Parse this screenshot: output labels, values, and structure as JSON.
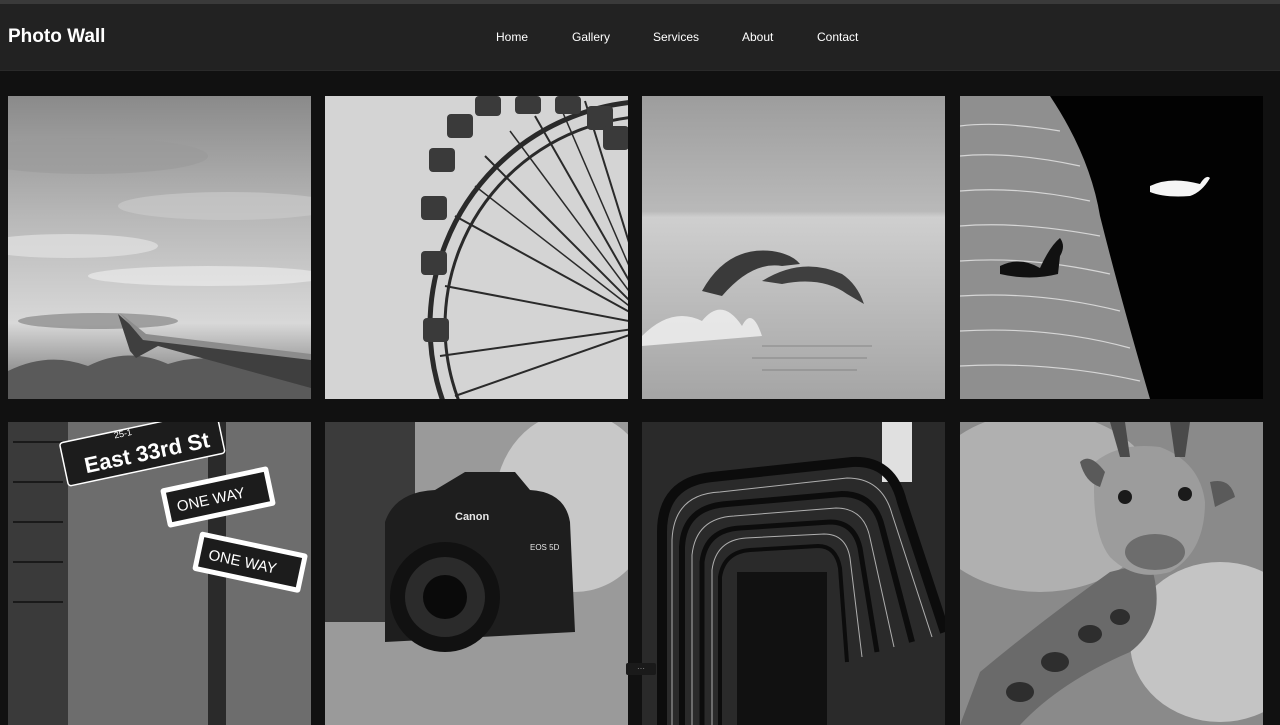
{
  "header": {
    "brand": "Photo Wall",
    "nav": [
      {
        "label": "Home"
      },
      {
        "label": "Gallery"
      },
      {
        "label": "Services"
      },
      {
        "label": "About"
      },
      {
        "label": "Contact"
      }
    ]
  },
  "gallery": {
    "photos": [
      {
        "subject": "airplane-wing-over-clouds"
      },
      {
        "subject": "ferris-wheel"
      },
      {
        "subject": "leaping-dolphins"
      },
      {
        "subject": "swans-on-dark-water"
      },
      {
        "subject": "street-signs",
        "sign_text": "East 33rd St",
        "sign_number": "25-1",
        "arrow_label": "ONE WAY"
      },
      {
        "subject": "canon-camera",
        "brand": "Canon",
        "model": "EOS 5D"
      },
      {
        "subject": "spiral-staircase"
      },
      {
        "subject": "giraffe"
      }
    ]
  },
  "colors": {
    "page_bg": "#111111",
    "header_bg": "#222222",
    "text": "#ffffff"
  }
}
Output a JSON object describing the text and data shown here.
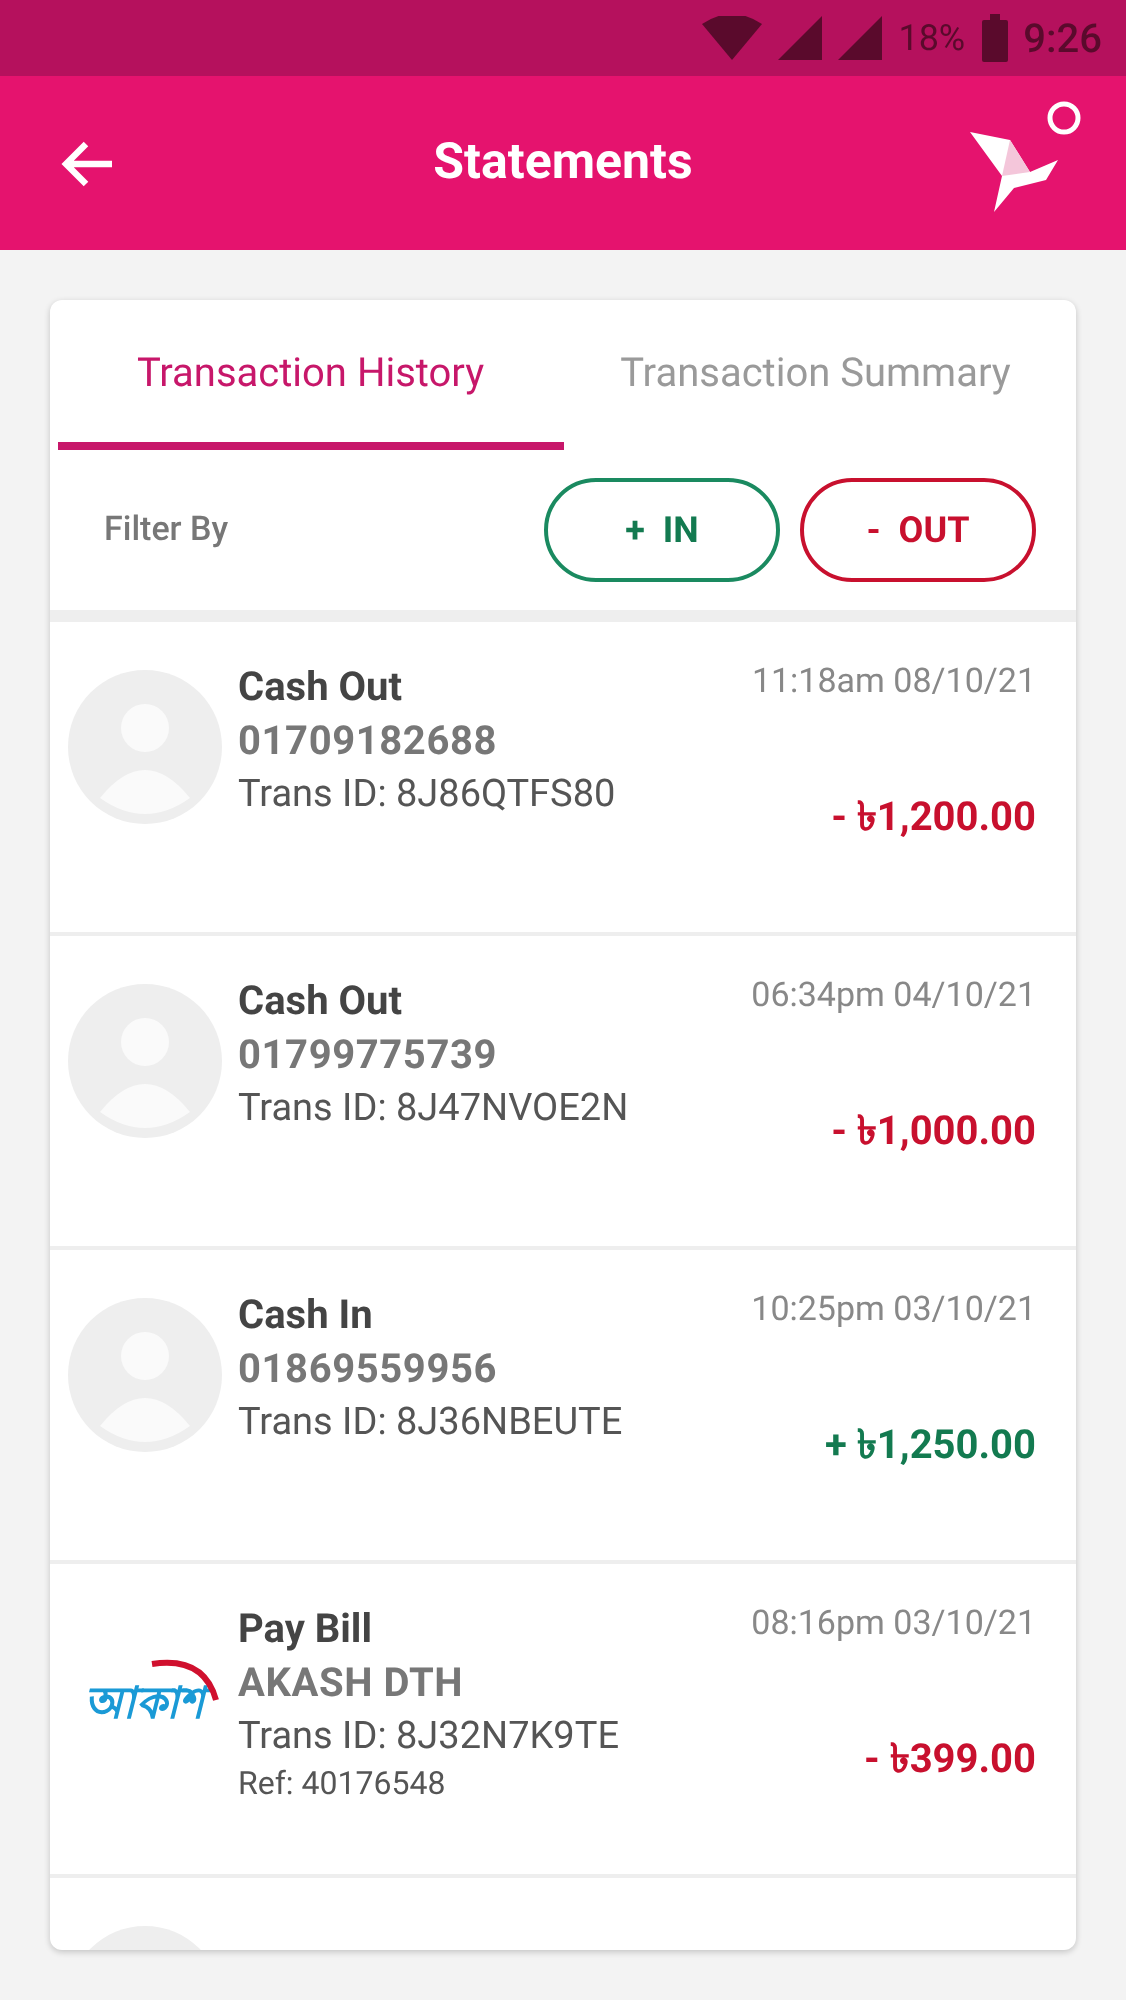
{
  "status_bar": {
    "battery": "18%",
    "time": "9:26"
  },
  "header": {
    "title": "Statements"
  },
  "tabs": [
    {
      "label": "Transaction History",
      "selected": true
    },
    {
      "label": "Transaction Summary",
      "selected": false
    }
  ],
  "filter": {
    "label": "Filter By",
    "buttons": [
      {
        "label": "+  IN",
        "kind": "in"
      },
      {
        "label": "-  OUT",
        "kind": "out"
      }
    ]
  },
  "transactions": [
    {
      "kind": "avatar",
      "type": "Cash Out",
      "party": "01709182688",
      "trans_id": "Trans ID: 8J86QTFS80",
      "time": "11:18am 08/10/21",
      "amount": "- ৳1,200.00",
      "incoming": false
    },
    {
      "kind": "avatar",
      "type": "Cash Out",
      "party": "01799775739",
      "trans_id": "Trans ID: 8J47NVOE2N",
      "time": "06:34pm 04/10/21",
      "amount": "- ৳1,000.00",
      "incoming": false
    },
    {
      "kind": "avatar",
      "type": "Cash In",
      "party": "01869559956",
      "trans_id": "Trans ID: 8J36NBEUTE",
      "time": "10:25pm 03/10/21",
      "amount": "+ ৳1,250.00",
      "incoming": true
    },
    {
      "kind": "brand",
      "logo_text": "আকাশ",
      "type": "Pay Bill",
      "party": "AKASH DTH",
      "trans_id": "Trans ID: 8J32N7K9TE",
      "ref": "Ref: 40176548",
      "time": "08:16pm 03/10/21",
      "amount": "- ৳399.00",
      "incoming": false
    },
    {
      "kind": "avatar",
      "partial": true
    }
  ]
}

## What is required:
Pick out each line that holds the string "time".

## Solution to the problem:
    "time": "9:26"
      "time": "11:18am 08/10/21",
      "time": "06:34pm 04/10/21",
      "time": "10:25pm 03/10/21",
      "time": "08:16pm 03/10/21",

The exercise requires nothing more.